Work to complete -> Beginning with the line that holds "Decode this image", set down each line of the data below through the very last, exactly as given, and nothing beyond that.

Supplied material ->
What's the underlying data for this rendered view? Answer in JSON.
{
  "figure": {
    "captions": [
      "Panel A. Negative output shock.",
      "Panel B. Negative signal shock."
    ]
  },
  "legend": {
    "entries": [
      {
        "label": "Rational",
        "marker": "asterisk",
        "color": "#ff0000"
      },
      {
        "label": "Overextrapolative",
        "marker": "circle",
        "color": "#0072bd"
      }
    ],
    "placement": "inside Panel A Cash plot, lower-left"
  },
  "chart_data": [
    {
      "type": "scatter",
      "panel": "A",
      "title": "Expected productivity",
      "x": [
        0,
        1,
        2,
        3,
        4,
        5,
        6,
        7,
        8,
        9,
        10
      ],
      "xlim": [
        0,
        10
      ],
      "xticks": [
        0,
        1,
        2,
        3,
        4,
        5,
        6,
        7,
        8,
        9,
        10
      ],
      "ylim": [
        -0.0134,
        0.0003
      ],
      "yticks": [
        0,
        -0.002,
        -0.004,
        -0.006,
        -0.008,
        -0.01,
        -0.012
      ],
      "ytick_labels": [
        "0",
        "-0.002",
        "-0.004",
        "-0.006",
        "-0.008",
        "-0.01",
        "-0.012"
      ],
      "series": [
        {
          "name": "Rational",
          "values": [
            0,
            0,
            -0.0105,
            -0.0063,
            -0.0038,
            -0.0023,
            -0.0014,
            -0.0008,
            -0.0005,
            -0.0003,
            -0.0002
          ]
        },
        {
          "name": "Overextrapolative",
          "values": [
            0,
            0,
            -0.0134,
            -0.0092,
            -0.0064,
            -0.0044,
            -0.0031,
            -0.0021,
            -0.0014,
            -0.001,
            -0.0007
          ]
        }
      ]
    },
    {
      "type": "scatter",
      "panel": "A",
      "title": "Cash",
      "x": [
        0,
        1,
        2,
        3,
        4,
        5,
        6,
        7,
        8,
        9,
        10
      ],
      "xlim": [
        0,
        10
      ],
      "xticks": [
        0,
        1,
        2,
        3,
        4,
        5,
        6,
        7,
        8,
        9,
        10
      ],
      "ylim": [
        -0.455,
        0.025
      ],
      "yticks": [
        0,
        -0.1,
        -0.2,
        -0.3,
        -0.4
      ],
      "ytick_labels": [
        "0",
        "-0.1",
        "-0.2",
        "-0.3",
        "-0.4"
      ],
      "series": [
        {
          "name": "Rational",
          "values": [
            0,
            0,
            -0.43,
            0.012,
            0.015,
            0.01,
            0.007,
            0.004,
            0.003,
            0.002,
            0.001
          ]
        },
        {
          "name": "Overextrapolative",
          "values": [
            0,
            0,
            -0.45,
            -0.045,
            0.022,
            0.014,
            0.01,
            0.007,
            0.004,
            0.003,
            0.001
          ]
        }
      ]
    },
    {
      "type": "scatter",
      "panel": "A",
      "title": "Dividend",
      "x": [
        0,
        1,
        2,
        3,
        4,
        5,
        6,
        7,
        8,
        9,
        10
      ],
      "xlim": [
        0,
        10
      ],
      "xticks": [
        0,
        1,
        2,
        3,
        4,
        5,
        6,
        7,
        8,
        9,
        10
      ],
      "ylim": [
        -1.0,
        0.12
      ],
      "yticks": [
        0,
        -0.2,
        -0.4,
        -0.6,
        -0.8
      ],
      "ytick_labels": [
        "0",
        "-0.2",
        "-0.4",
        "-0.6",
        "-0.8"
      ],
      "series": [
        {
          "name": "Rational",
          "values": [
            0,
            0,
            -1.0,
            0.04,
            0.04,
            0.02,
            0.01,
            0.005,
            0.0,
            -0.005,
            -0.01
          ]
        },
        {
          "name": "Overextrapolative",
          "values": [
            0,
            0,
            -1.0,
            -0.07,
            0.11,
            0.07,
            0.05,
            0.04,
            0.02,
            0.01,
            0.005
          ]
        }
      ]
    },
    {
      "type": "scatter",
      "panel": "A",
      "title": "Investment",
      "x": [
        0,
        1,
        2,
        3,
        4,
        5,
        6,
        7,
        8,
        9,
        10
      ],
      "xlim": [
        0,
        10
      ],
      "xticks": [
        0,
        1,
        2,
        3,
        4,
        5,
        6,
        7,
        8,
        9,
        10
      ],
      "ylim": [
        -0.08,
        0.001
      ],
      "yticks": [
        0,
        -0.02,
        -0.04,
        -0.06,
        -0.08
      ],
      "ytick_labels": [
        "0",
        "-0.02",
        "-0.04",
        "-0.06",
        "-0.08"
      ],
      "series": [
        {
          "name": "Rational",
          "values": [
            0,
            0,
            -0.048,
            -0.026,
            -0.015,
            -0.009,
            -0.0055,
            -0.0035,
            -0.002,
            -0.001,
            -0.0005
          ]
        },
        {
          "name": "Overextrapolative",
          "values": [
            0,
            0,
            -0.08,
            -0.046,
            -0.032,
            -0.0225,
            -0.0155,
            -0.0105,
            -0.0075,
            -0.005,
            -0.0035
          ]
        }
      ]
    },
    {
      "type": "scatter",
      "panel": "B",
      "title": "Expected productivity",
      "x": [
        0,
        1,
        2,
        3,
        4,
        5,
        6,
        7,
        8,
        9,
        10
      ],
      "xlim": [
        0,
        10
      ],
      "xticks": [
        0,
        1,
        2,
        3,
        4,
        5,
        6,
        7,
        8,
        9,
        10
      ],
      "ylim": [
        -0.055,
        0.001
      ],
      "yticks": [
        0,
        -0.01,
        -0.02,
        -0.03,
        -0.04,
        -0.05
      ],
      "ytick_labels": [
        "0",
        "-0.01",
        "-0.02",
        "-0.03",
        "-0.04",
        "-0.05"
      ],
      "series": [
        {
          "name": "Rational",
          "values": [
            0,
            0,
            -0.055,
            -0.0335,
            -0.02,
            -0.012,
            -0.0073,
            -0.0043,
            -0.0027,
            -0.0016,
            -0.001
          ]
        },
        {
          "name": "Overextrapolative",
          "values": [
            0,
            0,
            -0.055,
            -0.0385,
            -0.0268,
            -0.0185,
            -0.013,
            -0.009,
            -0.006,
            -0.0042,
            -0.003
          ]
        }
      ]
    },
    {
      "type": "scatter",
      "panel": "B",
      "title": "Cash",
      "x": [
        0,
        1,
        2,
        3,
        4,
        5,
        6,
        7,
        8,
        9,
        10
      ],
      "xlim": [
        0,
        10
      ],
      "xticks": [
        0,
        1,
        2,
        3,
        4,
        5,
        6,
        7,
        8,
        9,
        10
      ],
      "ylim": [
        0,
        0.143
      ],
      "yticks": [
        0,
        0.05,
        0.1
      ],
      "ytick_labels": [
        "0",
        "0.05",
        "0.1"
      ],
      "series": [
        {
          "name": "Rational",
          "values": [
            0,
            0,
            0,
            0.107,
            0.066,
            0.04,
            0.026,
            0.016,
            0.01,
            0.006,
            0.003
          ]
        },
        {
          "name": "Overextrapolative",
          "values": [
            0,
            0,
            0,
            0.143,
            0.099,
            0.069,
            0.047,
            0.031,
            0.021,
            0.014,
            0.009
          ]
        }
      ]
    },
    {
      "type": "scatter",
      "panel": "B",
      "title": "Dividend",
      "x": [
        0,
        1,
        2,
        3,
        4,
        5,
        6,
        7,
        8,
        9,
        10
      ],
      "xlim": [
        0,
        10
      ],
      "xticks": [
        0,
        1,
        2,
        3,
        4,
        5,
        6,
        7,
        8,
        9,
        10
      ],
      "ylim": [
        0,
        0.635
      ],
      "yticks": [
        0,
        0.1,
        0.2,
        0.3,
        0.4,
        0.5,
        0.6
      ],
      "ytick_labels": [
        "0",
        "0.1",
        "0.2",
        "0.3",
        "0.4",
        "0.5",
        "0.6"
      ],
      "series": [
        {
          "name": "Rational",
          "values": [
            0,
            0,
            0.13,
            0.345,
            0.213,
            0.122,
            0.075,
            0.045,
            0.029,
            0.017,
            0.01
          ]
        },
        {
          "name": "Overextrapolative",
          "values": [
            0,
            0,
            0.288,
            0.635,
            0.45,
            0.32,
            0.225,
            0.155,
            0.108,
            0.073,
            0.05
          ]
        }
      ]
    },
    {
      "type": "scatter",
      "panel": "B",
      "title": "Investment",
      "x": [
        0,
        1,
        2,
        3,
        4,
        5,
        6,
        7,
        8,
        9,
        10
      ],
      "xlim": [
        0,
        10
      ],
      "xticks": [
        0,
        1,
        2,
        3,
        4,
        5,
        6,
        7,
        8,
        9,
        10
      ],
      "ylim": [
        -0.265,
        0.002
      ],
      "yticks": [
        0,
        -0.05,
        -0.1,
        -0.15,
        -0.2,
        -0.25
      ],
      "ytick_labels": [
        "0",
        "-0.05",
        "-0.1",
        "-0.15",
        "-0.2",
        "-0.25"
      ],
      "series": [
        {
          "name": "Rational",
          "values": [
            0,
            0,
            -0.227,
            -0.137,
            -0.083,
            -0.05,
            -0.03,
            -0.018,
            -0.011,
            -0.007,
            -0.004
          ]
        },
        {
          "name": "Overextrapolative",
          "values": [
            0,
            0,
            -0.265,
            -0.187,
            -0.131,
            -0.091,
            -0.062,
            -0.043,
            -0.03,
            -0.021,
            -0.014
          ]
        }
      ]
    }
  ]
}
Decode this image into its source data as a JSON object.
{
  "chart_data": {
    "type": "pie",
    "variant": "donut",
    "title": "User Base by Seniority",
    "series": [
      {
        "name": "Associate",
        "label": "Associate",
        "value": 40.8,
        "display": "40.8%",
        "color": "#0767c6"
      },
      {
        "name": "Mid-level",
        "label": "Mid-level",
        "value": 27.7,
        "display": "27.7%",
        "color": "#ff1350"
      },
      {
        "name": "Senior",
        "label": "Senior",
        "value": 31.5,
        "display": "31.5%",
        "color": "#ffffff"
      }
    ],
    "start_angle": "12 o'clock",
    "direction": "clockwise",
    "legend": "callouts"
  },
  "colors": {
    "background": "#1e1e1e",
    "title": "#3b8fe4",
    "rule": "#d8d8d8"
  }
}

Exercise result ->
Decode this image into its source data as a JSON object.
{
  "chart_data": {
    "type": "pie",
    "variant": "donut",
    "title": "User Base by Seniority",
    "series": [
      {
        "name": "Associate",
        "label": "Associate",
        "value": 40.8,
        "display": "40.8%",
        "color": "#0767c6"
      },
      {
        "name": "Mid-level",
        "label": "Mid-level",
        "value": 27.7,
        "display": "27.7%",
        "color": "#ff1350"
      },
      {
        "name": "Senior",
        "label": "Senior",
        "value": 31.5,
        "display": "31.5%",
        "color": "#ffffff"
      }
    ],
    "start_angle": "12 o'clock",
    "direction": "clockwise",
    "legend": "callouts"
  },
  "colors": {
    "background": "#1e1e1e",
    "title": "#3b8fe4",
    "rule": "#d8d8d8"
  }
}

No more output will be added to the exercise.